Work to complete: In the data below, find every line that has the string "POLICY", and copy it.

-- Start of Working data --

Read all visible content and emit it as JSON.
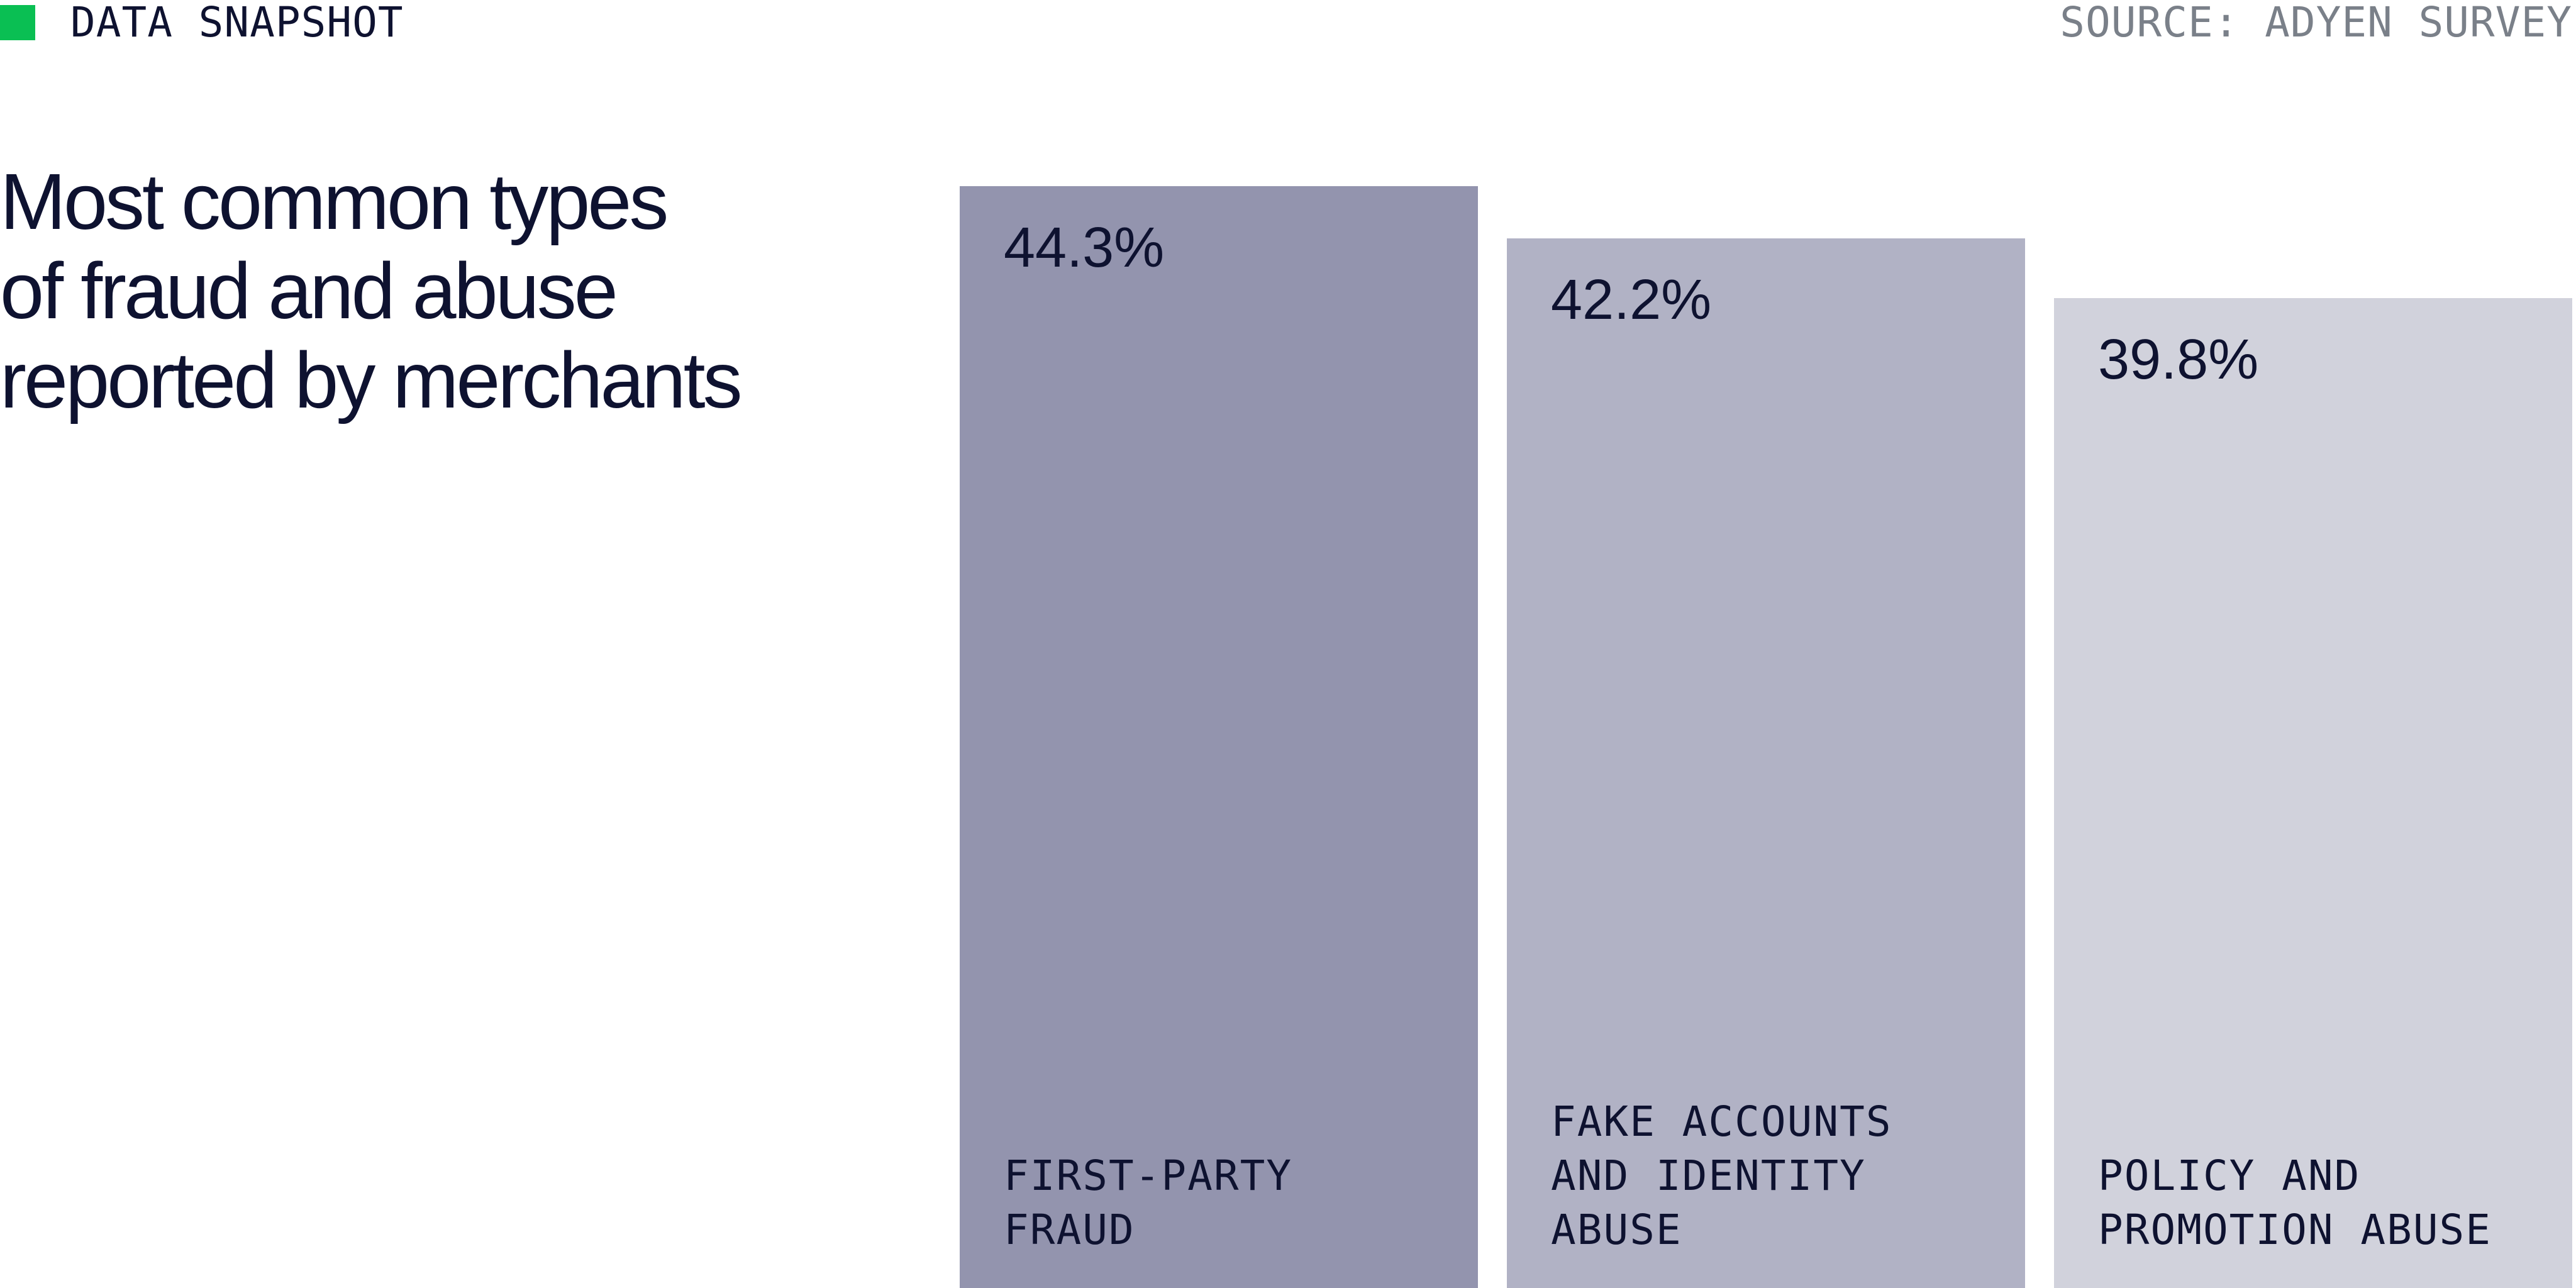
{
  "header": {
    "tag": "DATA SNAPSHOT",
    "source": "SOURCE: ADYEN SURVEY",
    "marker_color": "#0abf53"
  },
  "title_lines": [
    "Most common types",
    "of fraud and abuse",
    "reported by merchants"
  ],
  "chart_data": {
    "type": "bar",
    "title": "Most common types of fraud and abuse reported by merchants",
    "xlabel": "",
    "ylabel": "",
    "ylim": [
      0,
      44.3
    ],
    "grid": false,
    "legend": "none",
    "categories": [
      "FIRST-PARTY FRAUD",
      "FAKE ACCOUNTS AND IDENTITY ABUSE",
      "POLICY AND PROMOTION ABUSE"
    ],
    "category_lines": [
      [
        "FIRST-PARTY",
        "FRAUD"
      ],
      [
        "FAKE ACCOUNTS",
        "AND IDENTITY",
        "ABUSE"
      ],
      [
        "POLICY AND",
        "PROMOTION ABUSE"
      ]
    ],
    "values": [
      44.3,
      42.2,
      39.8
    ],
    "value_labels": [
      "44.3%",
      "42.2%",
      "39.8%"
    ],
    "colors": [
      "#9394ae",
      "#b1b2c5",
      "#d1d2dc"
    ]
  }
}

-- End of Working data --

Correct output:
      "POLICY AND PROMOTION ABUSE"
        "POLICY AND",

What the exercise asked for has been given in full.